* Start Source records *
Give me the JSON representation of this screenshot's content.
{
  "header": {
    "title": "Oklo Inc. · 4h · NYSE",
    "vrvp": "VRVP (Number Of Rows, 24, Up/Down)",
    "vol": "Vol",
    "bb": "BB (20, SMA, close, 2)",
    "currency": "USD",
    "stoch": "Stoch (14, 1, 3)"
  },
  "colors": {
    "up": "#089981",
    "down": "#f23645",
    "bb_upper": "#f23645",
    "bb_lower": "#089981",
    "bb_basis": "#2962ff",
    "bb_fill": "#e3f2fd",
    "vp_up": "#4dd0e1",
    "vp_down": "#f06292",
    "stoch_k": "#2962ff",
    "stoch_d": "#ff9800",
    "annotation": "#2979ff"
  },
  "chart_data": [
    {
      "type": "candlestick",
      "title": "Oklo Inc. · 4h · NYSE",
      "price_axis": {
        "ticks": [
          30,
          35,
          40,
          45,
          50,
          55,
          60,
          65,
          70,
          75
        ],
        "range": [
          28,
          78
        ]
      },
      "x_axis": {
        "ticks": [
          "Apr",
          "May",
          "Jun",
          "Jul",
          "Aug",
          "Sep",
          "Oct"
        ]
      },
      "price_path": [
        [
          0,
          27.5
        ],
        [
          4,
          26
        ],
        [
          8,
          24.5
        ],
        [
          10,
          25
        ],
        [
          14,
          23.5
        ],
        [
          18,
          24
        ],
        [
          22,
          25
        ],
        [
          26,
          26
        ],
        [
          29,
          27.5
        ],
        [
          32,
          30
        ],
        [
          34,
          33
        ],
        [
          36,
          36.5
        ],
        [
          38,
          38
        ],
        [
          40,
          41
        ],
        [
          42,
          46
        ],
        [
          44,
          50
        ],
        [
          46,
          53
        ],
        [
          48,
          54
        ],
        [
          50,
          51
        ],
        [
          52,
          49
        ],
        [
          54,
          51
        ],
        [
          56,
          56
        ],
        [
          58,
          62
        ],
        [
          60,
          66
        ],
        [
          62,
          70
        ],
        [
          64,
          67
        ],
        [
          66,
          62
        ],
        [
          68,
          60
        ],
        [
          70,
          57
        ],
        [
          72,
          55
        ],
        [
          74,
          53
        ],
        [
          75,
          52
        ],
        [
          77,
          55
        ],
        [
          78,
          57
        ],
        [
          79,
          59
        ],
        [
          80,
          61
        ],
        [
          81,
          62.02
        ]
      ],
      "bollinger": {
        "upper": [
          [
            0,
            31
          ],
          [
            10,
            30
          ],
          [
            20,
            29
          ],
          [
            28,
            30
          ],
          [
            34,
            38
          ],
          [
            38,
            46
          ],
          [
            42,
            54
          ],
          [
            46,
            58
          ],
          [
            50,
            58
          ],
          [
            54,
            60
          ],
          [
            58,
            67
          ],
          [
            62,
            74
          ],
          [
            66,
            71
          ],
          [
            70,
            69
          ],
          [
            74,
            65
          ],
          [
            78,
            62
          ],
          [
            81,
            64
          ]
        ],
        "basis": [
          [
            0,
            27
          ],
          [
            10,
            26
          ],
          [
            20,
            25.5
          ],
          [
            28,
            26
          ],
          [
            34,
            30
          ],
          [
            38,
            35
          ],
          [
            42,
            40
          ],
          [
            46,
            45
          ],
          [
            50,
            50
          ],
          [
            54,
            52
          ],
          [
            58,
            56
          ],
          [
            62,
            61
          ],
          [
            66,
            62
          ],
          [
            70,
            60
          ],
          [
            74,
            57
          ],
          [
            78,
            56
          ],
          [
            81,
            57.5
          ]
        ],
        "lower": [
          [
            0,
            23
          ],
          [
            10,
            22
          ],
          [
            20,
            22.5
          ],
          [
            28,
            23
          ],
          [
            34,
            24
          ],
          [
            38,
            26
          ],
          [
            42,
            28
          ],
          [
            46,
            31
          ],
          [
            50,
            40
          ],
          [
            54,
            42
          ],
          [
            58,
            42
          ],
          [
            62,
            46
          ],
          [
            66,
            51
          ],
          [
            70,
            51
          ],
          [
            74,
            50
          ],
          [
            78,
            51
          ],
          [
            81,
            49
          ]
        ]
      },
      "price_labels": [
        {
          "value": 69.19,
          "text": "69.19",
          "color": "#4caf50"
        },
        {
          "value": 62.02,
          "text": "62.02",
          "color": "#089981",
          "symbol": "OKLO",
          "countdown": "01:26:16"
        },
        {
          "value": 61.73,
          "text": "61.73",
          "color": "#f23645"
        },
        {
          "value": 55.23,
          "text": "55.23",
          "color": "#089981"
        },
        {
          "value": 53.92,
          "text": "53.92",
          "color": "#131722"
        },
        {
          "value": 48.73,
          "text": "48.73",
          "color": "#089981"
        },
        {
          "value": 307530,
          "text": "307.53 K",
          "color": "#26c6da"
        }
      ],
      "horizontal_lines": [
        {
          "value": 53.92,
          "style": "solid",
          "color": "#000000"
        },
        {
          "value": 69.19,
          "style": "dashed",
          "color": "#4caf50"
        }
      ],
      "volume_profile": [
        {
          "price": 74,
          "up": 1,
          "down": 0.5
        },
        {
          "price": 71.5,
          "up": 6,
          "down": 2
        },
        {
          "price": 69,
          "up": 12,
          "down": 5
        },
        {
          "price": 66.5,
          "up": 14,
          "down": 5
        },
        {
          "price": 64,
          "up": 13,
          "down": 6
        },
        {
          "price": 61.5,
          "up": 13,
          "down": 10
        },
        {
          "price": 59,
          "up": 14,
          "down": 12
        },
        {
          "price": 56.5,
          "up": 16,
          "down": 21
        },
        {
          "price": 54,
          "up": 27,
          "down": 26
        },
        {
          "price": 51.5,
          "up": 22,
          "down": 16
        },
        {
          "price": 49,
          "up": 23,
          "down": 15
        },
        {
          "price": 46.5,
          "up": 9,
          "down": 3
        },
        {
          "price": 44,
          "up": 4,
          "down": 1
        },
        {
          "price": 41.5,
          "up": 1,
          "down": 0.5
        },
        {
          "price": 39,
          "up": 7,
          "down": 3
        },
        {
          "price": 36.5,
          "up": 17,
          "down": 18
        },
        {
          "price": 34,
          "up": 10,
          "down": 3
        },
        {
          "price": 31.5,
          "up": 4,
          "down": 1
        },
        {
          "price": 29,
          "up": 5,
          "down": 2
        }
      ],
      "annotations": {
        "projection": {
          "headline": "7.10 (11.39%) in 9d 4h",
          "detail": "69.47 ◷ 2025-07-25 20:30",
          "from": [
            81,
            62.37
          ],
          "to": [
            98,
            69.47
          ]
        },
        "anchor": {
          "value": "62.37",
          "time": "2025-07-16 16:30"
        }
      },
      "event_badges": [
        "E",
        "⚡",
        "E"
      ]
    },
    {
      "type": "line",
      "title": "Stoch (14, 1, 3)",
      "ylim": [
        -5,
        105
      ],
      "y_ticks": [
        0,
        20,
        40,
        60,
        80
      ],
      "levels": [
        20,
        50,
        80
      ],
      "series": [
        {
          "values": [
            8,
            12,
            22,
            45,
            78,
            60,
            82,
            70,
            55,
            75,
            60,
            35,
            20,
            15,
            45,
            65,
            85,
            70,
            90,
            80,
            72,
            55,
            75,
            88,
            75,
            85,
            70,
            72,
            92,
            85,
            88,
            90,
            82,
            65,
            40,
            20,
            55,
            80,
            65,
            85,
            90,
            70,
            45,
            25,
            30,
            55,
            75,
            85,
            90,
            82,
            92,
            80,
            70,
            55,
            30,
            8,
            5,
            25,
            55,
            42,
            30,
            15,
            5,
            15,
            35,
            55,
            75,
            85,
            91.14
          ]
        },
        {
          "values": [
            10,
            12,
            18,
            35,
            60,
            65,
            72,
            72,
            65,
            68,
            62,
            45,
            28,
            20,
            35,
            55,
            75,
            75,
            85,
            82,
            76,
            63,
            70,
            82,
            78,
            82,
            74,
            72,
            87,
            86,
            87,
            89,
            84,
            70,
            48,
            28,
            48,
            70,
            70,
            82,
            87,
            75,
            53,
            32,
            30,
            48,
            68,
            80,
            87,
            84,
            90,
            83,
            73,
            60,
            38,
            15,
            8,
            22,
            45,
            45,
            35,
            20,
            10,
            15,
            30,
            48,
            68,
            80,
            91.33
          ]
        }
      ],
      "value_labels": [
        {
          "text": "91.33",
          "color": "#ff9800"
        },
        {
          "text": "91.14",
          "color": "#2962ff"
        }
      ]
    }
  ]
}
* End Source records *
Task directions |
Determine how many lines include the word "title" and report that number by itself.

Correct result |
3